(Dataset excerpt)
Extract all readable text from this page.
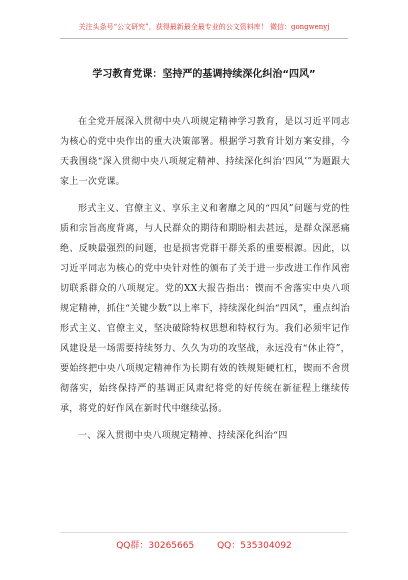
关注头条号“公文研究”，获得最新最全最专业的公文资料库！ 微信：gongwenyj
学习教育党课：坚持严的基调持续深化纠治“四风”

在全党开展深入贯彻中央八项规定精神学习教育，是以习近平同志为核心的党中央作出的重大决策部署。根据学习教育计划方案安排，今天我围绕“深入贯彻中央八项规定精神、持续深化纠治‘四风’”为题跟大家上一次党课。

形式主义、官僚主义、享乐主义和奢靡之风的“四风”问题与党的性质和宗旨高度背离，与人民群众的期待和期盼相去甚远，是群众深恶痛绝、反映最强烈的问题，也是损害党群干群关系的重要根源。因此，以习近平同志为核心的党中央针对性的颁布了关于进一步改进工作作风密切联系群众的八项规定。党的XX大报告指出：锲而不舍落实中央八项规定精神，抓住“关键少数”以上率下，持续深化纠治“四风”，重点纠治形式主义、官僚主义，坚决破除特权思想和特权行为。我们必须牢记作风建设是一场需要持续努力、久久为功的攻坚战，永远没有“休止符”，要始终把中央八项规定精神作为长期有效的铁规矩硬杠杠，锲而不舍贯彻落实，始终保持严的基调正风肃纪将党的好传统在新征程上继续传承，将党的好作风在新时代中继续弘扬。

一、深入贯彻中央八项规定精神、持续深化纠治“四

QQ群：30265665	QQ：535304092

_Given task_
Leave the pictures out, and transcribe each of the records exactly.

_Answer for the task_
Extract all readable text from this page.
关注头条号“公文研究”，获得最新最全最专业的公文资料库！ 微信：gongwenyj
学习教育党课：坚持严的基调持续深化纠治“四风”

在全党开展深入贯彻中央八项规定精神学习教育，是以习近平同志为核心的党中央作出的重大决策部署。根据学习教育计划方案安排，今天我围绕“深入贯彻中央八项规定精神、持续深化纠治‘四风’”为题跟大家上一次党课。

形式主义、官僚主义、享乐主义和奢靡之风的“四风”问题与党的性质和宗旨高度背离，与人民群众的期待和期盼相去甚远，是群众深恶痛绝、反映最强烈的问题，也是损害党群干群关系的重要根源。因此，以习近平同志为核心的党中央针对性的颁布了关于进一步改进工作作风密切联系群众的八项规定。党的XX大报告指出：锲而不舍落实中央八项规定精神，抓住“关键少数”以上率下，持续深化纠治“四风”，重点纠治形式主义、官僚主义，坚决破除特权思想和特权行为。我们必须牢记作风建设是一场需要持续努力、久久为功的攻坚战，永远没有“休止符”，要始终把中央八项规定精神作为长期有效的铁规矩硬杠杠，锲而不舍贯彻落实，始终保持严的基调正风肃纪将党的好传统在新征程上继续传承，将党的好作风在新时代中继续弘扬。

一、深入贯彻中央八项规定精神、持续深化纠治“四

QQ群：30265665	QQ：535304092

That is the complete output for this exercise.